[Data entries]:
▼

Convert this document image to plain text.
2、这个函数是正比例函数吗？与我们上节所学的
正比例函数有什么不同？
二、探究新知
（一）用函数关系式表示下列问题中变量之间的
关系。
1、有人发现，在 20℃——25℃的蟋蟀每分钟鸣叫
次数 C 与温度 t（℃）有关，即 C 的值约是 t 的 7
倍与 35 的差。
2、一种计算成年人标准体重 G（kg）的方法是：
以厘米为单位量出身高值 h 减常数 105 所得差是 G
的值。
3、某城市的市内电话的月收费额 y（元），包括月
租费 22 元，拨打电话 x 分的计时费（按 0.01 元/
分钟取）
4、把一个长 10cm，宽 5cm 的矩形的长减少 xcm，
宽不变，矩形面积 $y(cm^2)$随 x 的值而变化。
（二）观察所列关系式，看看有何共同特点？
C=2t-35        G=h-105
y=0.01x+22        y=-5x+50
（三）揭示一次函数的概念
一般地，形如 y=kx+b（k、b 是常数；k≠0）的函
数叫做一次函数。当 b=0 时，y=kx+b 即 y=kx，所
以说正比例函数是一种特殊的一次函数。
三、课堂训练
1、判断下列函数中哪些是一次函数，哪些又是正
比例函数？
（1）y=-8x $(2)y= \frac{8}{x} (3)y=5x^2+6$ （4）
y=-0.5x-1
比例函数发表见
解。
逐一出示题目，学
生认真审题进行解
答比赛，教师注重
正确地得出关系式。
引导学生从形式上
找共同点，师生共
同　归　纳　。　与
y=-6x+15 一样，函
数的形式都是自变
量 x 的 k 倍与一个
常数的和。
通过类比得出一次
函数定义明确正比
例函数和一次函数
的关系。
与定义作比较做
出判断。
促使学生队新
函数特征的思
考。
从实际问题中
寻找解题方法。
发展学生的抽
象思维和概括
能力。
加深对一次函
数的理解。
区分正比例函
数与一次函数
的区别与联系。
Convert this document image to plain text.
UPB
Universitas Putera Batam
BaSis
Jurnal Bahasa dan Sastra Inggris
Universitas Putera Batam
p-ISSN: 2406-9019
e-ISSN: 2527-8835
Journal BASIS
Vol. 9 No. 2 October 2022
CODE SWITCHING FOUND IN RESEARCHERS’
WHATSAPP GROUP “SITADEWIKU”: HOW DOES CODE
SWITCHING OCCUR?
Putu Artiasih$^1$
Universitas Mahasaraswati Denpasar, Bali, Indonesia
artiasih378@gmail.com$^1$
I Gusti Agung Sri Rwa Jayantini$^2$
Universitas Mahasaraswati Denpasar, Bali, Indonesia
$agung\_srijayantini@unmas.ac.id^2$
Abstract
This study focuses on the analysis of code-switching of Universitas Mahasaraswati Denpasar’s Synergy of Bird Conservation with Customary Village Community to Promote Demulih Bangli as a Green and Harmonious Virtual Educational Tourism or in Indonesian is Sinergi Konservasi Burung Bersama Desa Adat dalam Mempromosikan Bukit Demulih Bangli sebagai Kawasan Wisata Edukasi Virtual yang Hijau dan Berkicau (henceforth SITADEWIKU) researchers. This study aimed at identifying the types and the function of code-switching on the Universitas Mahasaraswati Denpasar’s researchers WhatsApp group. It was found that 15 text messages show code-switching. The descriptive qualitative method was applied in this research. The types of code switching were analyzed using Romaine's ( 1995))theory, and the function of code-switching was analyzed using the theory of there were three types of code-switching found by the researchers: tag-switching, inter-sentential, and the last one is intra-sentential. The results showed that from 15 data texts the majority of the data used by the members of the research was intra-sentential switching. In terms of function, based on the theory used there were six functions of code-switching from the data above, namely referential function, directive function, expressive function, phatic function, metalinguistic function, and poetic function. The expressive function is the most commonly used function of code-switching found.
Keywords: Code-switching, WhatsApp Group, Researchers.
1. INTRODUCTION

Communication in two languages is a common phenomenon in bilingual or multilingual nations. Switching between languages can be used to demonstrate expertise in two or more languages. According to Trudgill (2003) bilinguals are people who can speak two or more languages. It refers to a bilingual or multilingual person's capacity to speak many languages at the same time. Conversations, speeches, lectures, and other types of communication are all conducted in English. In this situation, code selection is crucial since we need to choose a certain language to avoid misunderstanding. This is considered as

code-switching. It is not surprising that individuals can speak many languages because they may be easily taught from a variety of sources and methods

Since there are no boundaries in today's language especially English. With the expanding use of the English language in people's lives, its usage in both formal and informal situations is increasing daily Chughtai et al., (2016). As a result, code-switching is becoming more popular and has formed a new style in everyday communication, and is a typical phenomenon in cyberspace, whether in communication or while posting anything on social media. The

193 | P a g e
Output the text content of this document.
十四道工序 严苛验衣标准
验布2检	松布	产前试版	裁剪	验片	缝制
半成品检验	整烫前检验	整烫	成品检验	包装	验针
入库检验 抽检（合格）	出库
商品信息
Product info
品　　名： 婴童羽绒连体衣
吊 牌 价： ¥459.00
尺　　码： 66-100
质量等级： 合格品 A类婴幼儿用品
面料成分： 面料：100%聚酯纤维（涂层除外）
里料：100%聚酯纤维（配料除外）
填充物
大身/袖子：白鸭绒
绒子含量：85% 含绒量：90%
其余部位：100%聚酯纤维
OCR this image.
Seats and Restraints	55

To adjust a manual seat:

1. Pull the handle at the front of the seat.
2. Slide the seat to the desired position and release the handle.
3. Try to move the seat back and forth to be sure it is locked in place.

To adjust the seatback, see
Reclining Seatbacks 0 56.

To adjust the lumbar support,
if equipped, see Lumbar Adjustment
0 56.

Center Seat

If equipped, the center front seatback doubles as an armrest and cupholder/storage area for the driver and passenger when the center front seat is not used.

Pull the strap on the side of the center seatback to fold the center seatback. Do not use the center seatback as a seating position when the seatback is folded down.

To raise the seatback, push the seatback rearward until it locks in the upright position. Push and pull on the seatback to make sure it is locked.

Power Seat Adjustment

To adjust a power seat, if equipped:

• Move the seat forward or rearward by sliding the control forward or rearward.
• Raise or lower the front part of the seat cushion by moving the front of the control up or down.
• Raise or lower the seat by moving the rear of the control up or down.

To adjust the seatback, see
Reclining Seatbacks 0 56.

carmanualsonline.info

▲

[Written request]:
Count up the lines in the listing that hold the word "聚酯纤维", and give that number only.

[Full answer]:
3